Aim:
What number of lines in the material contain the word "economía"? Give that number alone.

──────── Material provided

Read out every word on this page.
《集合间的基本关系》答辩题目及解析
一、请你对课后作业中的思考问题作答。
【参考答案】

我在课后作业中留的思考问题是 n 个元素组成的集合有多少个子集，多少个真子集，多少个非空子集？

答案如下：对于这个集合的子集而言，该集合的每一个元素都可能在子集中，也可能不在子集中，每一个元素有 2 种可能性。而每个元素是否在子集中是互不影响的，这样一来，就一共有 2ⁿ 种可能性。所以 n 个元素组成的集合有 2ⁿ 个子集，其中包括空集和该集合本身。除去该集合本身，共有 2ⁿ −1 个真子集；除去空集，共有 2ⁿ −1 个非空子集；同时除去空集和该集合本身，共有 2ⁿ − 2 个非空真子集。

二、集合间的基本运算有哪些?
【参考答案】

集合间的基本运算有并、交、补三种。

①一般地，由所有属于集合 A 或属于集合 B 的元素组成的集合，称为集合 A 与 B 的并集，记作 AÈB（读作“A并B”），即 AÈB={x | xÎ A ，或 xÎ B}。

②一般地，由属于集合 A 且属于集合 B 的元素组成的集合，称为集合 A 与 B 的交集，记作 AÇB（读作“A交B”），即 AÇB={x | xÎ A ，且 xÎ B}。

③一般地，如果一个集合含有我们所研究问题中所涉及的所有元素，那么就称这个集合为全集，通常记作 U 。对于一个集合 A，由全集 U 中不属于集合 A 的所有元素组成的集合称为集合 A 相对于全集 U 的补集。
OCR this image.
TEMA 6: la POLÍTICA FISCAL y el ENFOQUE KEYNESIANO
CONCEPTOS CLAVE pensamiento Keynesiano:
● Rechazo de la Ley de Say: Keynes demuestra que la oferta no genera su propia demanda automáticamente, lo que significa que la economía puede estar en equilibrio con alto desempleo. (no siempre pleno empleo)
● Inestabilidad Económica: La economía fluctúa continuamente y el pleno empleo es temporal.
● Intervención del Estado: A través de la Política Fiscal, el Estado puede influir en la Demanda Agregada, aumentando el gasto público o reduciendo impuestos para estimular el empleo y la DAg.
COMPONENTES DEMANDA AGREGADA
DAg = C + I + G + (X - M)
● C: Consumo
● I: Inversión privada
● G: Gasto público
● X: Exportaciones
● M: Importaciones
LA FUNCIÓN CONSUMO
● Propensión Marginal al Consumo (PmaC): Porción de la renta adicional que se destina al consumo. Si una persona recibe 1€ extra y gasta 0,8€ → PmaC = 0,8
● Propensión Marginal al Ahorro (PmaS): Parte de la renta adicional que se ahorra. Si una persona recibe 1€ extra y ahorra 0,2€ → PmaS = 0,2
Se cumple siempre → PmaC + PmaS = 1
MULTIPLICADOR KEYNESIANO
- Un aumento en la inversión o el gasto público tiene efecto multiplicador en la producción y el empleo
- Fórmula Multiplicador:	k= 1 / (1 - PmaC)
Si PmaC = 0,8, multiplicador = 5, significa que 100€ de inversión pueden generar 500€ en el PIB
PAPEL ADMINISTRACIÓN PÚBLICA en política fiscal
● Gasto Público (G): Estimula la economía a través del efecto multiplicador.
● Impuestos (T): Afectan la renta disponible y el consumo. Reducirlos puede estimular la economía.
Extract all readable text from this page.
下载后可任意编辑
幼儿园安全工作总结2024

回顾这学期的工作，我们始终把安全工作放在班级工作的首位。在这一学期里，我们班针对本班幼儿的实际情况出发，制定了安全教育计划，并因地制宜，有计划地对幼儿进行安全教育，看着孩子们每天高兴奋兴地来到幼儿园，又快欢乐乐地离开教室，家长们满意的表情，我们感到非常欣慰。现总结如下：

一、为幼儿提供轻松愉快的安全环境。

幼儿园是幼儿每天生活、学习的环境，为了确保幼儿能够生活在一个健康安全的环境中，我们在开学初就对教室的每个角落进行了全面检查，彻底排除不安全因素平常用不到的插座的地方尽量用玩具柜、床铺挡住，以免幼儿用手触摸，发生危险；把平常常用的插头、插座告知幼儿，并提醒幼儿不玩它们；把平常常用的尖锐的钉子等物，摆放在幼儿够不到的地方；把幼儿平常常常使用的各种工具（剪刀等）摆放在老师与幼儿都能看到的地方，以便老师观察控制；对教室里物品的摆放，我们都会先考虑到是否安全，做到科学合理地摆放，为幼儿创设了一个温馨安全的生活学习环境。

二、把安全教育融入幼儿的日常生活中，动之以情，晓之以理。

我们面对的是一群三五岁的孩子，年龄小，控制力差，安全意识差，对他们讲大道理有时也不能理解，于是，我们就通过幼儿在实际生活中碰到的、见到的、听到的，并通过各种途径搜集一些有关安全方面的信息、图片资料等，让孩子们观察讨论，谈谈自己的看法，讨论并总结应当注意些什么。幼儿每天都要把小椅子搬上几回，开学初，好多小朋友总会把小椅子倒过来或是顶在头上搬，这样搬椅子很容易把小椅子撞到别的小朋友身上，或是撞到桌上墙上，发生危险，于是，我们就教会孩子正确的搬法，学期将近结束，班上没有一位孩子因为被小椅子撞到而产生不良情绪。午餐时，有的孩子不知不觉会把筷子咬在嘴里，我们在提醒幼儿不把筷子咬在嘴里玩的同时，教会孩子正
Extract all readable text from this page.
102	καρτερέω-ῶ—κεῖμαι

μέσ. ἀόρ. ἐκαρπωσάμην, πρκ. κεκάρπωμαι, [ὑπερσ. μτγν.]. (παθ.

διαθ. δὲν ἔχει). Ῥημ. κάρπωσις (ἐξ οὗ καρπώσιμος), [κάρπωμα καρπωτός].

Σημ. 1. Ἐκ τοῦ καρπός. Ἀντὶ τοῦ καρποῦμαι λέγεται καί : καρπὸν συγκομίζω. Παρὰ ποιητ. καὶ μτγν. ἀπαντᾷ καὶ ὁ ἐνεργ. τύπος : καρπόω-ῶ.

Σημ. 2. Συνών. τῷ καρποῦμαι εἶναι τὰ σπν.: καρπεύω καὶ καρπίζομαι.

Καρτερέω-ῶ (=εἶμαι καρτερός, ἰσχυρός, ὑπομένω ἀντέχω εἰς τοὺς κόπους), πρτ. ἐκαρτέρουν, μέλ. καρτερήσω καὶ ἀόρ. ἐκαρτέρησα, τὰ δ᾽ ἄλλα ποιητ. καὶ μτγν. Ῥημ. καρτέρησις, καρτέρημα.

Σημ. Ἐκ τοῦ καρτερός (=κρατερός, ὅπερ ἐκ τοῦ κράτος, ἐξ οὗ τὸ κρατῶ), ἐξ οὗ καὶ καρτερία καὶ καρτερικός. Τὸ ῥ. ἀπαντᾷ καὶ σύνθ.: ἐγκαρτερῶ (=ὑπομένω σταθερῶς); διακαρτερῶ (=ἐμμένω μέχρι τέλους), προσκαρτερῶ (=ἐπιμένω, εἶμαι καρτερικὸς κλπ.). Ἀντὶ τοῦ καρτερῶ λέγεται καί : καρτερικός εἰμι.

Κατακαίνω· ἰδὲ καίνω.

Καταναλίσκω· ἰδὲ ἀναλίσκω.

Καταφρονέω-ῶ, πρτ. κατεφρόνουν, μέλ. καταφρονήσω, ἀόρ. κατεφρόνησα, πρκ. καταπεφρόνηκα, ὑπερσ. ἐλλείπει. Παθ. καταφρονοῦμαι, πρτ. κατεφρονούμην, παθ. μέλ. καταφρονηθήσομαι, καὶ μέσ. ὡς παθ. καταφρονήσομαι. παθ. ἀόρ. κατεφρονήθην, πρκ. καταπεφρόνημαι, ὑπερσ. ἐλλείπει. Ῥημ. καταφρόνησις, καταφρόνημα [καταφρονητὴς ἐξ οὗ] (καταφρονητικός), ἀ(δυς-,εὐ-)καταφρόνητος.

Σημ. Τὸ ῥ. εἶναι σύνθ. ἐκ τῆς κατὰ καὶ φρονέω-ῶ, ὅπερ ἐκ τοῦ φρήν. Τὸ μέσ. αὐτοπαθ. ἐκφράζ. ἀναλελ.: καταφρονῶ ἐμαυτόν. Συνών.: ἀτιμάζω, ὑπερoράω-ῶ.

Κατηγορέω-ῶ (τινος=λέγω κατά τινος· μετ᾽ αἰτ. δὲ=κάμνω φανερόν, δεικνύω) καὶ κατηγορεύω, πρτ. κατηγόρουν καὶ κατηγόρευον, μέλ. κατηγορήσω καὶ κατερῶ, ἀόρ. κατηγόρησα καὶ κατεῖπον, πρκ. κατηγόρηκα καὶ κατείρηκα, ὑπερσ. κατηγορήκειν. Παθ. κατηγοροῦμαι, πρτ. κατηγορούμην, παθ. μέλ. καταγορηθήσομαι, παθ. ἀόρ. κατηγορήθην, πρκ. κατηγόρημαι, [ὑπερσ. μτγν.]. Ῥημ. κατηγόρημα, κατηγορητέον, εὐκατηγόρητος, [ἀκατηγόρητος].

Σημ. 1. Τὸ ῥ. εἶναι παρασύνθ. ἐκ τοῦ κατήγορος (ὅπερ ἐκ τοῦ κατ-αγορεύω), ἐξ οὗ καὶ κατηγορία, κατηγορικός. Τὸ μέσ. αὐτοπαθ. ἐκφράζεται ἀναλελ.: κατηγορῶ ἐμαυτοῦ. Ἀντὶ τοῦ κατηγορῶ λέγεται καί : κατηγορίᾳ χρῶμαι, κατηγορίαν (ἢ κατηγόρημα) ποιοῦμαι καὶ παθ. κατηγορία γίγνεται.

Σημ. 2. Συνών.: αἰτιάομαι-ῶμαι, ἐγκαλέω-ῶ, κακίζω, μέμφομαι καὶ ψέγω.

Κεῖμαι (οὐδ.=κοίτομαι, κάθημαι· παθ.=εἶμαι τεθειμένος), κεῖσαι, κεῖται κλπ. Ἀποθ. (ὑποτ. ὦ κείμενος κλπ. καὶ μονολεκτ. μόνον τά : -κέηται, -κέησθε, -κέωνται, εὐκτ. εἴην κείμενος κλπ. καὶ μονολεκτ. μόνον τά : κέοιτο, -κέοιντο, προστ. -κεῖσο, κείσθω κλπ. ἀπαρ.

────────────────

Exercise response:
4